(Extracted records)

□ □ □ □ □

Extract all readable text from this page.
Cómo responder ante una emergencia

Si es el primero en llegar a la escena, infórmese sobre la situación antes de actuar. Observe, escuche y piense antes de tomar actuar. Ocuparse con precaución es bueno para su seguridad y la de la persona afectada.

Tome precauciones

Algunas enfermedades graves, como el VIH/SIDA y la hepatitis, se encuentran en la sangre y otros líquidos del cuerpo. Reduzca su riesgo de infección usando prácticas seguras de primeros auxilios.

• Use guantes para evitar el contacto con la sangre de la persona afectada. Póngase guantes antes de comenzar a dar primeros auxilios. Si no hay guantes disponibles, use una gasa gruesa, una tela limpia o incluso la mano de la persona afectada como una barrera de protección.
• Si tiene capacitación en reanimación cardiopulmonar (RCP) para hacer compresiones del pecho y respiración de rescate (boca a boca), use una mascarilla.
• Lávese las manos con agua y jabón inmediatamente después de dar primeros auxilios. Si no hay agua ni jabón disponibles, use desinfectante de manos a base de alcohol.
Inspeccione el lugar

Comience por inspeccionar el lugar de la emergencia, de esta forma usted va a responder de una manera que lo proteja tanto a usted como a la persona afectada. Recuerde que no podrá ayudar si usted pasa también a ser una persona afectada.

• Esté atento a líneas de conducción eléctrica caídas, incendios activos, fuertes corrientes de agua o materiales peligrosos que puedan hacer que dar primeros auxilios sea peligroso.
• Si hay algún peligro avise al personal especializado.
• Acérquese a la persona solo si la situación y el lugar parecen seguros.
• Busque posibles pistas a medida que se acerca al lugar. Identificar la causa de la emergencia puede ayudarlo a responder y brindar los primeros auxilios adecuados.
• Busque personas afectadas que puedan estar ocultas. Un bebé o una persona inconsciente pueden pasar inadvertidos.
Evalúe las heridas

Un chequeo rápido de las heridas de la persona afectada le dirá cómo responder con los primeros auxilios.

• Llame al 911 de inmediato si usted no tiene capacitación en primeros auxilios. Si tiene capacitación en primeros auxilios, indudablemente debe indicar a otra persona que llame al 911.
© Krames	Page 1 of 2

□ □ □ □ □

Aim:
Scan the lines for the string "como". Copy out each line that matches.

Exercise result:
Algunas enfermedades graves, como el VIH/SIDA y la hepatitis, se encuentran en la sangre y otros líquidos del cuerpo. Reduzca su riesgo de infección usando prácticas seguras de primeros auxilios.
• Use guantes para evitar el contacto con la sangre de la persona afectada. Póngase guantes antes de comenzar a dar primeros auxilios. Si no hay guantes disponibles, use una gasa gruesa, una tela limpia o incluso la mano de la persona afectada como una barrera de protección.
Comience por inspeccionar el lugar de la emergencia, de esta forma usted va a responder de una manera que lo proteja tanto a usted como a la persona afectada. Recuerde que no podrá ayudar si usted pasa también a ser una persona afectada.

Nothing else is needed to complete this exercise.